▸ What is required: Print each line exactly as it is given.

▸ Exercise materials:
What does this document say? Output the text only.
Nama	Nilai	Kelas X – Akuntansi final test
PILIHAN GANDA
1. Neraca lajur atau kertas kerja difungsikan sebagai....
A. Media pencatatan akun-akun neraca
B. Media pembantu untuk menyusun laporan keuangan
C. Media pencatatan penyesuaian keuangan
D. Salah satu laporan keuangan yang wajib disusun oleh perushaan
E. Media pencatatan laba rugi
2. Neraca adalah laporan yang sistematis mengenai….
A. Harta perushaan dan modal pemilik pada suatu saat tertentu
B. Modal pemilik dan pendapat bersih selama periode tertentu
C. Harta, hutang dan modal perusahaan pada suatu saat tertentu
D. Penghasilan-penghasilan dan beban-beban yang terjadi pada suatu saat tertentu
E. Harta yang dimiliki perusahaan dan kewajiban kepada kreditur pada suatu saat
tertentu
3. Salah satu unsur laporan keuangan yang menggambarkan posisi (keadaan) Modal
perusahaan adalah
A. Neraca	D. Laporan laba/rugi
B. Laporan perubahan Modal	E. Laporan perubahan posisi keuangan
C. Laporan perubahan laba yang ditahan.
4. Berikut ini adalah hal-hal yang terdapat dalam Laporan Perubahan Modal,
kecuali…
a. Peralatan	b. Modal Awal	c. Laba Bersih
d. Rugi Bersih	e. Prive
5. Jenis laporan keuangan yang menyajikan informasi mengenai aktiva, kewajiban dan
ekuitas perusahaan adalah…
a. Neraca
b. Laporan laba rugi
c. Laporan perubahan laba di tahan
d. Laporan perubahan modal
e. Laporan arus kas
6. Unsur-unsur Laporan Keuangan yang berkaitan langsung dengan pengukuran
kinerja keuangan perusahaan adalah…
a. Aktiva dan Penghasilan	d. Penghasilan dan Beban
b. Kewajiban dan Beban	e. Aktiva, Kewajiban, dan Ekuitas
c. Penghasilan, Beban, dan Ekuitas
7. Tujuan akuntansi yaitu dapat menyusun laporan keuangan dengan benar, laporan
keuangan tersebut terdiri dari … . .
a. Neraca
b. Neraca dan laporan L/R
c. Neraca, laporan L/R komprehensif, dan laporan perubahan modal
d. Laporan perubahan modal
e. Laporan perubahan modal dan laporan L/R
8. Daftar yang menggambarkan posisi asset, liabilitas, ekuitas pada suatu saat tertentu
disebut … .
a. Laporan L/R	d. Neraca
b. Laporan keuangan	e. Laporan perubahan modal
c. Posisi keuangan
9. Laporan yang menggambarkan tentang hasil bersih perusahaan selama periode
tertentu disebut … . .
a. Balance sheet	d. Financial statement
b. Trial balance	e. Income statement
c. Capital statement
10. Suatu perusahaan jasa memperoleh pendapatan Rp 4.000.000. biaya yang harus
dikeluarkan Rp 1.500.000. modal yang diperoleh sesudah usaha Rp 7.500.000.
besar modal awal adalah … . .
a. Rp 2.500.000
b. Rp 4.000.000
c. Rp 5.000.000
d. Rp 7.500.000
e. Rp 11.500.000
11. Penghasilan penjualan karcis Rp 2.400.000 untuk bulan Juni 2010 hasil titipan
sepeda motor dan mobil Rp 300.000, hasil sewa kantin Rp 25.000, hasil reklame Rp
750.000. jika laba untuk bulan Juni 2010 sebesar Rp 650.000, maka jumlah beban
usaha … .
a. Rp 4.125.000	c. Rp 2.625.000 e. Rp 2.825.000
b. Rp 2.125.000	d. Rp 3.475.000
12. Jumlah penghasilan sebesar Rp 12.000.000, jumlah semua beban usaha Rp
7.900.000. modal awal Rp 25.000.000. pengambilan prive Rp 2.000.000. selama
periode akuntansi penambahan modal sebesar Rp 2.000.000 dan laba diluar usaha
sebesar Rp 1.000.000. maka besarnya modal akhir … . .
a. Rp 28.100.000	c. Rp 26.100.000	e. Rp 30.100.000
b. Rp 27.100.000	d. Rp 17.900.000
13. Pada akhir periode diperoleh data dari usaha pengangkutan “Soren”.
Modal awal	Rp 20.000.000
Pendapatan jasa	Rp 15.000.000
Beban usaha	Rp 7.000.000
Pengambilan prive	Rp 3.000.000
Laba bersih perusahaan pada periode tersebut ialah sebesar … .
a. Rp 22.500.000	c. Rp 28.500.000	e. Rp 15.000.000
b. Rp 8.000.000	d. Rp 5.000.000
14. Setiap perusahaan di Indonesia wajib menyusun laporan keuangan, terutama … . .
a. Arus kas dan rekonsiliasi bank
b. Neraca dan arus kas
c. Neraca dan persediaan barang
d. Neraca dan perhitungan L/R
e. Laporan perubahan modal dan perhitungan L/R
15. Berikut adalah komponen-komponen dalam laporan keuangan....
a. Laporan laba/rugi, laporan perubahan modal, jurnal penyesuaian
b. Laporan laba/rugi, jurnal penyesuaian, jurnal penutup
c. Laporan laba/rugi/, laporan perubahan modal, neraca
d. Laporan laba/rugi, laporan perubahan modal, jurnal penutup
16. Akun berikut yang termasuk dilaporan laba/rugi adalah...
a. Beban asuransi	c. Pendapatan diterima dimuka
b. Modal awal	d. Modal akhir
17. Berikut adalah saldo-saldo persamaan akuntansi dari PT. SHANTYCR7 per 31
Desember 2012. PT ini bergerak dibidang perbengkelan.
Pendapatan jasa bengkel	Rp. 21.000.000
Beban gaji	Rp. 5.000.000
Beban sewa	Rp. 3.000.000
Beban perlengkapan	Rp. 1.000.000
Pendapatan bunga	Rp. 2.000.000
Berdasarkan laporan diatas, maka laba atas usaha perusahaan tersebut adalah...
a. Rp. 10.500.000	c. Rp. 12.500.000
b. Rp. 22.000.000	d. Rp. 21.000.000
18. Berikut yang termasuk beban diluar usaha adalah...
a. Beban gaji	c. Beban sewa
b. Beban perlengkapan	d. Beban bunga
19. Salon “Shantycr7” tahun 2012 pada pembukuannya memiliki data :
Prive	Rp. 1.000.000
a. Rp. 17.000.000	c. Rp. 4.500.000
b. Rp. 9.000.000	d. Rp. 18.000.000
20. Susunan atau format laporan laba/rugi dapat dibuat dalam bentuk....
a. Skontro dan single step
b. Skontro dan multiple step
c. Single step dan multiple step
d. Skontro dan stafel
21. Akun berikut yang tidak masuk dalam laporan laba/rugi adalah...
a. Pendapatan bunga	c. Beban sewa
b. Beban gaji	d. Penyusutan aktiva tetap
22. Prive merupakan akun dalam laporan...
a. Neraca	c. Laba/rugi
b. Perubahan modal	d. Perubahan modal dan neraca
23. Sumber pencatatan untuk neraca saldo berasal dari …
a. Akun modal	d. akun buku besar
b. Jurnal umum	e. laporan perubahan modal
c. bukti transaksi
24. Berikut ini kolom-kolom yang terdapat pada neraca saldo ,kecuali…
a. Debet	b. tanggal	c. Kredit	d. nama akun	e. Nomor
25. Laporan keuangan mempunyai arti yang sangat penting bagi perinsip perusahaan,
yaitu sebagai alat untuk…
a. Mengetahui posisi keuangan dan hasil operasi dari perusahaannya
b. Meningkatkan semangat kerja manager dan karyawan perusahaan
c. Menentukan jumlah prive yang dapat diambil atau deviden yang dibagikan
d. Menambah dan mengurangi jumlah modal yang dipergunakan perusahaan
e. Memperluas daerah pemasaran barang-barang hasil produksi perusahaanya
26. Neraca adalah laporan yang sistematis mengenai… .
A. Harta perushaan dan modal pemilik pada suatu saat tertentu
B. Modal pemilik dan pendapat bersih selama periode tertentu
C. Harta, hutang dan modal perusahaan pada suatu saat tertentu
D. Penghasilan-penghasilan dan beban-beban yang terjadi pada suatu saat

▸ Answer to this task:
What does this document say? Output the text only.
Nama	Nilai	Kelas X – Akuntansi final test
PILIHAN GANDA
1. Neraca lajur atau kertas kerja difungsikan sebagai....
A. Media pencatatan akun-akun neraca
B. Media pembantu untuk menyusun laporan keuangan
C. Media pencatatan penyesuaian keuangan
D. Salah satu laporan keuangan yang wajib disusun oleh perushaan
E. Media pencatatan laba rugi
2. Neraca adalah laporan yang sistematis mengenai….
A. Harta perushaan dan modal pemilik pada suatu saat tertentu
B. Modal pemilik dan pendapat bersih selama periode tertentu
C. Harta, hutang dan modal perusahaan pada suatu saat tertentu
D. Penghasilan-penghasilan dan beban-beban yang terjadi pada suatu saat tertentu
E. Harta yang dimiliki perusahaan dan kewajiban kepada kreditur pada suatu saat
tertentu
3. Salah satu unsur laporan keuangan yang menggambarkan posisi (keadaan) Modal
perusahaan adalah
A. Neraca	D. Laporan laba/rugi
B. Laporan perubahan Modal	E. Laporan perubahan posisi keuangan
C. Laporan perubahan laba yang ditahan.
4. Berikut ini adalah hal-hal yang terdapat dalam Laporan Perubahan Modal,
kecuali…
a. Peralatan	b. Modal Awal	c. Laba Bersih
d. Rugi Bersih	e. Prive
5. Jenis laporan keuangan yang menyajikan informasi mengenai aktiva, kewajiban dan
ekuitas perusahaan adalah…
a. Neraca
b. Laporan laba rugi
c. Laporan perubahan laba di tahan
d. Laporan perubahan modal
e. Laporan arus kas
6. Unsur-unsur Laporan Keuangan yang berkaitan langsung dengan pengukuran
kinerja keuangan perusahaan adalah…
a. Aktiva dan Penghasilan	d. Penghasilan dan Beban
b. Kewajiban dan Beban	e. Aktiva, Kewajiban, dan Ekuitas
c. Penghasilan, Beban, dan Ekuitas
7. Tujuan akuntansi yaitu dapat menyusun laporan keuangan dengan benar, laporan
keuangan tersebut terdiri dari … . .
a. Neraca
b. Neraca dan laporan L/R
c. Neraca, laporan L/R komprehensif, dan laporan perubahan modal
d. Laporan perubahan modal
e. Laporan perubahan modal dan laporan L/R
8. Daftar yang menggambarkan posisi asset, liabilitas, ekuitas pada suatu saat tertentu
disebut … .
a. Laporan L/R	d. Neraca
b. Laporan keuangan	e. Laporan perubahan modal
c. Posisi keuangan
9. Laporan yang menggambarkan tentang hasil bersih perusahaan selama periode
tertentu disebut … . .
a. Balance sheet	d. Financial statement
b. Trial balance	e. Income statement
c. Capital statement
10. Suatu perusahaan jasa memperoleh pendapatan Rp 4.000.000. biaya yang harus
dikeluarkan Rp 1.500.000. modal yang diperoleh sesudah usaha Rp 7.500.000.
besar modal awal adalah … . .
a. Rp 2.500.000
b. Rp 4.000.000
c. Rp 5.000.000
d. Rp 7.500.000
e. Rp 11.500.000
11. Penghasilan penjualan karcis Rp 2.400.000 untuk bulan Juni 2010 hasil titipan
sepeda motor dan mobil Rp 300.000, hasil sewa kantin Rp 25.000, hasil reklame Rp
750.000. jika laba untuk bulan Juni 2010 sebesar Rp 650.000, maka jumlah beban
usaha … .
a. Rp 4.125.000	c. Rp 2.625.000 e. Rp 2.825.000
b. Rp 2.125.000	d. Rp 3.475.000
12. Jumlah penghasilan sebesar Rp 12.000.000, jumlah semua beban usaha Rp
7.900.000. modal awal Rp 25.000.000. pengambilan prive Rp 2.000.000. selama
periode akuntansi penambahan modal sebesar Rp 2.000.000 dan laba diluar usaha
sebesar Rp 1.000.000. maka besarnya modal akhir … . .
a. Rp 28.100.000	c. Rp 26.100.000	e. Rp 30.100.000
b. Rp 27.100.000	d. Rp 17.900.000
13. Pada akhir periode diperoleh data dari usaha pengangkutan “Soren”.
Modal awal	Rp 20.000.000
Pendapatan jasa	Rp 15.000.000
Beban usaha	Rp 7.000.000
Pengambilan prive	Rp 3.000.000
Laba bersih perusahaan pada periode tersebut ialah sebesar … .
a. Rp 22.500.000	c. Rp 28.500.000	e. Rp 15.000.000
b. Rp 8.000.000	d. Rp 5.000.000
14. Setiap perusahaan di Indonesia wajib menyusun laporan keuangan, terutama … . .
a. Arus kas dan rekonsiliasi bank
b. Neraca dan arus kas
c. Neraca dan persediaan barang
d. Neraca dan perhitungan L/R
e. Laporan perubahan modal dan perhitungan L/R
15. Berikut adalah komponen-komponen dalam laporan keuangan....
a. Laporan laba/rugi, laporan perubahan modal, jurnal penyesuaian
b. Laporan laba/rugi, jurnal penyesuaian, jurnal penutup
c. Laporan laba/rugi/, laporan perubahan modal, neraca
d. Laporan laba/rugi, laporan perubahan modal, jurnal penutup
16. Akun berikut yang termasuk dilaporan laba/rugi adalah...
a. Beban asuransi	c. Pendapatan diterima dimuka
b. Modal awal	d. Modal akhir
17. Berikut adalah saldo-saldo persamaan akuntansi dari PT. SHANTYCR7 per 31
Desember 2012. PT ini bergerak dibidang perbengkelan.
Pendapatan jasa bengkel	Rp. 21.000.000
Beban gaji	Rp. 5.000.000
Beban sewa	Rp. 3.000.000
Beban perlengkapan	Rp. 1.000.000
Pendapatan bunga	Rp. 2.000.000
Berdasarkan laporan diatas, maka laba atas usaha perusahaan tersebut adalah...
a. Rp. 10.500.000	c. Rp. 12.500.000
b. Rp. 22.000.000	d. Rp. 21.000.000
18. Berikut yang termasuk beban diluar usaha adalah...
a. Beban gaji	c. Beban sewa
b. Beban perlengkapan	d. Beban bunga
19. Salon “Shantycr7” tahun 2012 pada pembukuannya memiliki data :
Prive	Rp. 1.000.000
a. Rp. 17.000.000	c. Rp. 4.500.000
b. Rp. 9.000.000	d. Rp. 18.000.000
20. Susunan atau format laporan laba/rugi dapat dibuat dalam bentuk....
a. Skontro dan single step
b. Skontro dan multiple step
c. Single step dan multiple step
d. Skontro dan stafel
21. Akun berikut yang tidak masuk dalam laporan laba/rugi adalah...
a. Pendapatan bunga	c. Beban sewa
b. Beban gaji	d. Penyusutan aktiva tetap
22. Prive merupakan akun dalam laporan...
a. Neraca	c. Laba/rugi
b. Perubahan modal	d. Perubahan modal dan neraca
23. Sumber pencatatan untuk neraca saldo berasal dari …
a. Akun modal	d. akun buku besar
b. Jurnal umum	e. laporan perubahan modal
c. bukti transaksi
24. Berikut ini kolom-kolom yang terdapat pada neraca saldo ,kecuali…
a. Debet	b. tanggal	c. Kredit	d. nama akun	e. Nomor
25. Laporan keuangan mempunyai arti yang sangat penting bagi perinsip perusahaan,
yaitu sebagai alat untuk…
a. Mengetahui posisi keuangan dan hasil operasi dari perusahaannya
b. Meningkatkan semangat kerja manager dan karyawan perusahaan
c. Menentukan jumlah prive yang dapat diambil atau deviden yang dibagikan
d. Menambah dan mengurangi jumlah modal yang dipergunakan perusahaan
e. Memperluas daerah pemasaran barang-barang hasil produksi perusahaanya
26. Neraca adalah laporan yang sistematis mengenai… .
A. Harta perushaan dan modal pemilik pada suatu saat tertentu
B. Modal pemilik dan pendapat bersih selama periode tertentu
C. Harta, hutang dan modal perusahaan pada suatu saat tertentu
D. Penghasilan-penghasilan dan beban-beban yang terjadi pada suatu saat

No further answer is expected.